Task prompt – Pick out the lines below that include the string "Impedance".

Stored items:
========================

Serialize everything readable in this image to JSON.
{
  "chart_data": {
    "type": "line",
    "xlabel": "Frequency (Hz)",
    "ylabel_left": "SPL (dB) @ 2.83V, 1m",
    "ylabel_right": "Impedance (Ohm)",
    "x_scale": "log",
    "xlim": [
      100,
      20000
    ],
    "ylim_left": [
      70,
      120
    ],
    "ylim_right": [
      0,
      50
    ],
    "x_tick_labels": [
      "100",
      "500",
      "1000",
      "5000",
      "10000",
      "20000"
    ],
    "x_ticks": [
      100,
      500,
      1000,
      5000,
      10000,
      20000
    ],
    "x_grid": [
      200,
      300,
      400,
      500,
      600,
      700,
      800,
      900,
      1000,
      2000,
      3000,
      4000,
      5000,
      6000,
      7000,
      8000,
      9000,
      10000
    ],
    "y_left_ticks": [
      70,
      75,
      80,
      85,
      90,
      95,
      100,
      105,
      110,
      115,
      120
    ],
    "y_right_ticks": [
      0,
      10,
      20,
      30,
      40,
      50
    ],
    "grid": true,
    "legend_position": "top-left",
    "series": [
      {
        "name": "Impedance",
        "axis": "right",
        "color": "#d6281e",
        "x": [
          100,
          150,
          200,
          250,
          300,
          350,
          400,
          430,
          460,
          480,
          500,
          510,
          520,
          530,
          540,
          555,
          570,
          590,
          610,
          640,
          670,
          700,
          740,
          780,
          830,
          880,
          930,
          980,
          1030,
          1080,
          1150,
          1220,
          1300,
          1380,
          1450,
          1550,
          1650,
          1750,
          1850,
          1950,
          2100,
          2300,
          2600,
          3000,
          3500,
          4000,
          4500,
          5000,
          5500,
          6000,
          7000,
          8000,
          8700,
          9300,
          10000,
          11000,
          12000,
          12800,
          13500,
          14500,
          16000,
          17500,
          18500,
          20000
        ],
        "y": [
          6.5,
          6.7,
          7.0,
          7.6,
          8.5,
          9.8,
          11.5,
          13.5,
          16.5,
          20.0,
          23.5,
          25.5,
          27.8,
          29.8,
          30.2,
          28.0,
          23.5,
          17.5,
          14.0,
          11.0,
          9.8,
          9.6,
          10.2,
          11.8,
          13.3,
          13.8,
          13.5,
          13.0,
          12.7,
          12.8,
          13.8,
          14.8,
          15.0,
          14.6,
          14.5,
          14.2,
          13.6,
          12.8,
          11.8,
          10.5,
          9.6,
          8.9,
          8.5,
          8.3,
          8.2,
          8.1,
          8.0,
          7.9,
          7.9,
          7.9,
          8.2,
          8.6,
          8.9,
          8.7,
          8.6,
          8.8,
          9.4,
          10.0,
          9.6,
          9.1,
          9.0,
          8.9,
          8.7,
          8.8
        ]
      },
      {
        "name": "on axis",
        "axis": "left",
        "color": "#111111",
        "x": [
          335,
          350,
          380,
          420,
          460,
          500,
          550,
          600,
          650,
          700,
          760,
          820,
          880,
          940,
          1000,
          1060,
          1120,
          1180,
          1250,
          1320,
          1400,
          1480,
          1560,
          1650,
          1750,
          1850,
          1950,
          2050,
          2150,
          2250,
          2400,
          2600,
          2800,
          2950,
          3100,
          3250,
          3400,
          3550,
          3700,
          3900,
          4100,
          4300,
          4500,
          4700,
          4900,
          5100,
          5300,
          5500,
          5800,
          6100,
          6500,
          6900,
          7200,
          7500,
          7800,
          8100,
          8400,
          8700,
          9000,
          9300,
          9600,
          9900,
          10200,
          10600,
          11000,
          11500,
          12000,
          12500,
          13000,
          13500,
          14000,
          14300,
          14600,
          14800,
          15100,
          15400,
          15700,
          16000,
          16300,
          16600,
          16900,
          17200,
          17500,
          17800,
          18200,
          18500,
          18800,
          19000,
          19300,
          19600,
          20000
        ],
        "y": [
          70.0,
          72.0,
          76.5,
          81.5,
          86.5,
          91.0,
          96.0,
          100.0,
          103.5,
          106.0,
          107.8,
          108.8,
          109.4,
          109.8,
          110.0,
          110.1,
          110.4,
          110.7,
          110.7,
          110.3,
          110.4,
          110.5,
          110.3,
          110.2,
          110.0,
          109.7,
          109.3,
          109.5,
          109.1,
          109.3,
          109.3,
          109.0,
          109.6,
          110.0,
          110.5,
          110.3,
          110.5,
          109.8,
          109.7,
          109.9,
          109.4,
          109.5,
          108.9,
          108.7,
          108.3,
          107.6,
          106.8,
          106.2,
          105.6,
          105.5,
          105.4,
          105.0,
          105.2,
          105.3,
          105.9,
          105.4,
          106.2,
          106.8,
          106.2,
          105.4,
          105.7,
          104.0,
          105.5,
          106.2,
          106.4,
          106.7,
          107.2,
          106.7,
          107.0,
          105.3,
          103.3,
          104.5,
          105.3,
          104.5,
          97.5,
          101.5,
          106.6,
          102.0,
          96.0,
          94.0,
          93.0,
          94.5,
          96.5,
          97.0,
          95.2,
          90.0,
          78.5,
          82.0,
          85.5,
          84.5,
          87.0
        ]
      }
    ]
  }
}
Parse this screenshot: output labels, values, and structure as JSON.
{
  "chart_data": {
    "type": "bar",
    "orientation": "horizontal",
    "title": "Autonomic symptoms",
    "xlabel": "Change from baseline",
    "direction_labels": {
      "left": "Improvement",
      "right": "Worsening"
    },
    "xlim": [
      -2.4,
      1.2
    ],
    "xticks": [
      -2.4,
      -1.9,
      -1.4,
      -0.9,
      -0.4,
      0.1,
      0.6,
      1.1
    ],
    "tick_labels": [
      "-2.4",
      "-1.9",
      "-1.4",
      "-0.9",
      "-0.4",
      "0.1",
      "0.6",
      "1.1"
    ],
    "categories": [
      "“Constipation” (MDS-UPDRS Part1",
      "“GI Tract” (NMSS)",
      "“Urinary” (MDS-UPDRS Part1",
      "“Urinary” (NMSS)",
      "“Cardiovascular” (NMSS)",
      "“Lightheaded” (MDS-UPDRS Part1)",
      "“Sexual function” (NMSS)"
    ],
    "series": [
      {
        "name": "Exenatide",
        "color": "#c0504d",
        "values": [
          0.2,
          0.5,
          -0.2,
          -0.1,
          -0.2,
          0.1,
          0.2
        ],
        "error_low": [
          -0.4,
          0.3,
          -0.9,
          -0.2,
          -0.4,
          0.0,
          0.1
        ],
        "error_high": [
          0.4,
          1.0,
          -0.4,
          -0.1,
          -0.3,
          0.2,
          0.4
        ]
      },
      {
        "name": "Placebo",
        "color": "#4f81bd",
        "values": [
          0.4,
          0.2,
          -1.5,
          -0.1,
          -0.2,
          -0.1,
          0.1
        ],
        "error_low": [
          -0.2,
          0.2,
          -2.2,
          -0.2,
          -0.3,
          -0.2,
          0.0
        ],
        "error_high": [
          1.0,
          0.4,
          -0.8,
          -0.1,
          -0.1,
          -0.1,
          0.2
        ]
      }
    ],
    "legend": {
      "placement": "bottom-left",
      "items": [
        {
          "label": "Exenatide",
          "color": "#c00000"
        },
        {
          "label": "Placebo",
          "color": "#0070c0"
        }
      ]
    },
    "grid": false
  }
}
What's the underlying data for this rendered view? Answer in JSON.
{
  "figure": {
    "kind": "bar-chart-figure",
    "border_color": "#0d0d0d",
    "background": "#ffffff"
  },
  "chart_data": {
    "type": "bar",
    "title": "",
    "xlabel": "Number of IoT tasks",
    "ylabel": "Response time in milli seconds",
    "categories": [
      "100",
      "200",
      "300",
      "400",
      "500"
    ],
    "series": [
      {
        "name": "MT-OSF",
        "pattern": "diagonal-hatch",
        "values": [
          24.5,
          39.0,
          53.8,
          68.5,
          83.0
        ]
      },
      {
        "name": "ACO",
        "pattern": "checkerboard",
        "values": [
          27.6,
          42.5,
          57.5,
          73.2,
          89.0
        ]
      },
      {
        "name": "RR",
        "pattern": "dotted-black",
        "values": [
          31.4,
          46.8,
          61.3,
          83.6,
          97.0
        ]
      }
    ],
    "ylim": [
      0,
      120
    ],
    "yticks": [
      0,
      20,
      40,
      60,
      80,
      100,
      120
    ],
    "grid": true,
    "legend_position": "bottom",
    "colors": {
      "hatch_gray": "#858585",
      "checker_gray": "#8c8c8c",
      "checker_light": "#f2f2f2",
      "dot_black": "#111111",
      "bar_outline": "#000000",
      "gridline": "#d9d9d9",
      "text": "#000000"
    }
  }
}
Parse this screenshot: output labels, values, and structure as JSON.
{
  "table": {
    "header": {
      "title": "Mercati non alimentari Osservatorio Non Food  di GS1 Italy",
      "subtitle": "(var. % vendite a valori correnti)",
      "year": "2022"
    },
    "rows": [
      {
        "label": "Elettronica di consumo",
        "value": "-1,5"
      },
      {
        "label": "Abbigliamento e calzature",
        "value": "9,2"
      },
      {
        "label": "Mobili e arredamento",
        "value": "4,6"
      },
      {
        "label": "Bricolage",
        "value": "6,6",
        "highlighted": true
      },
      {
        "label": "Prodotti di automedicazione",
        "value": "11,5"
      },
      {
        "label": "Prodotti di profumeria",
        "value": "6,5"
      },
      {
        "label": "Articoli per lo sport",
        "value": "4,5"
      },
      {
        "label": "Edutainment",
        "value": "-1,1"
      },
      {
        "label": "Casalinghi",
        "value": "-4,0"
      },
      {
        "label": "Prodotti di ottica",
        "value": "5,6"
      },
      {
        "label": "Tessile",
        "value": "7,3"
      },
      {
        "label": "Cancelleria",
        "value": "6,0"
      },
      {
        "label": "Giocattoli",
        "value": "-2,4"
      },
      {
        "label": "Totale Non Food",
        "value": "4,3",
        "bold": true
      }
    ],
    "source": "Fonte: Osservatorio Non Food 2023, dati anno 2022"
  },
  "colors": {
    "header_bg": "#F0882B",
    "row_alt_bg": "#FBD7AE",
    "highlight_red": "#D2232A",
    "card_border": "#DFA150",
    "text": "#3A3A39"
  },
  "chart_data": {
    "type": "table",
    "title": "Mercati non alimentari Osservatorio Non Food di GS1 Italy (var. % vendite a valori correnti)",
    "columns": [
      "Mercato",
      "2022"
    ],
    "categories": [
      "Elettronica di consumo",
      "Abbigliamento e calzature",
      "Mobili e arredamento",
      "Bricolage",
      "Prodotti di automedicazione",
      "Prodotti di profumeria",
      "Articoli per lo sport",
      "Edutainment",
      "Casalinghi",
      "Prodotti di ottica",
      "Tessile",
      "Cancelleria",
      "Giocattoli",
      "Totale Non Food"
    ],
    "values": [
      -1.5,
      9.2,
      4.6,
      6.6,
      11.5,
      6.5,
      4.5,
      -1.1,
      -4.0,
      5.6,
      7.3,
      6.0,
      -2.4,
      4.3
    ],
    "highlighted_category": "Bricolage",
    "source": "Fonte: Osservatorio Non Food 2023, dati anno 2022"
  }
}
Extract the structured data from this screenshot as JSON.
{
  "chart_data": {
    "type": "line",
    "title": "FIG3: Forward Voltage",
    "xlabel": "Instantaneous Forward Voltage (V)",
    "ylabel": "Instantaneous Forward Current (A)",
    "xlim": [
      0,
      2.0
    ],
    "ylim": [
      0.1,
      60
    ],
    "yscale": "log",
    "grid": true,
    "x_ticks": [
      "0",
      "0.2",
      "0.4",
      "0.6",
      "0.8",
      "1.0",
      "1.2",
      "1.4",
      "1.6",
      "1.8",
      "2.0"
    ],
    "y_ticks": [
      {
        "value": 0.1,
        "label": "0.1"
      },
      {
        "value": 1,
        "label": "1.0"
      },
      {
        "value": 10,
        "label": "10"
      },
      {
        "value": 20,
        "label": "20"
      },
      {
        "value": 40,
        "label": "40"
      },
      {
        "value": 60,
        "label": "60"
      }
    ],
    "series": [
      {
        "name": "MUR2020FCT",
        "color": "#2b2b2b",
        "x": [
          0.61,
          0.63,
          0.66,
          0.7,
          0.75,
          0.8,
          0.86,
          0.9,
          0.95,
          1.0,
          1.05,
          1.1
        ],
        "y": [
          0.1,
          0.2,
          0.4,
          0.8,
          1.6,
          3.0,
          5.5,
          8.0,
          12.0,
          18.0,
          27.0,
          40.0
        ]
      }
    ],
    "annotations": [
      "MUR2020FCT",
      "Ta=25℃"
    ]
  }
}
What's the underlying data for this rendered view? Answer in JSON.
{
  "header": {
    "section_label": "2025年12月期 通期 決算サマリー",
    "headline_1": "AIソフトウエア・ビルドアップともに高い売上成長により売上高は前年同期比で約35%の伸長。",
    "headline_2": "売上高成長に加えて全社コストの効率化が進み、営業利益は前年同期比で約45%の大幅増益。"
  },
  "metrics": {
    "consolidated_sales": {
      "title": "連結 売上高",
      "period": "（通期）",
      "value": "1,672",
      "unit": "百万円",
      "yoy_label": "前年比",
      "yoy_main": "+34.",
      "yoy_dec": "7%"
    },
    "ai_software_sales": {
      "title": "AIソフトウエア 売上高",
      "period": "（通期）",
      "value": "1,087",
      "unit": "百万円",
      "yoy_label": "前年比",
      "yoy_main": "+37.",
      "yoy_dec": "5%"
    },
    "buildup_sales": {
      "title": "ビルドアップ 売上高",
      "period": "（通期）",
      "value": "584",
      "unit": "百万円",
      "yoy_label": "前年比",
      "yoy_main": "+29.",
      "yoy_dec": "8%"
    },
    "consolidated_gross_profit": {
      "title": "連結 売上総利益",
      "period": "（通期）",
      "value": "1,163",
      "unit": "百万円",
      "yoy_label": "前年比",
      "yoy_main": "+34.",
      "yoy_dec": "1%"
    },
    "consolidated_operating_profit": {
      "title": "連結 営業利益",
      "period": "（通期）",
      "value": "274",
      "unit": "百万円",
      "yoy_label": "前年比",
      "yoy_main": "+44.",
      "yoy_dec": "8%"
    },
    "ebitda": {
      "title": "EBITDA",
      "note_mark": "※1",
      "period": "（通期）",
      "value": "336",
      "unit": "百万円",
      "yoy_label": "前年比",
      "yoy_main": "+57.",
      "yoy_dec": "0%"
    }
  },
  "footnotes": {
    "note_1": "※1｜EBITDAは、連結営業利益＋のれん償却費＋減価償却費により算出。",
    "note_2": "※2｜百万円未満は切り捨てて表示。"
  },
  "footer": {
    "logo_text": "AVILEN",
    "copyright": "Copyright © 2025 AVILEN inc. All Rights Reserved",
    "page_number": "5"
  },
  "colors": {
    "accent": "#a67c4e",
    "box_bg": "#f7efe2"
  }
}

========================

Exercise answer –
    "ylabel_right": "Impedance (Ohm)",
        "name": "Impedance",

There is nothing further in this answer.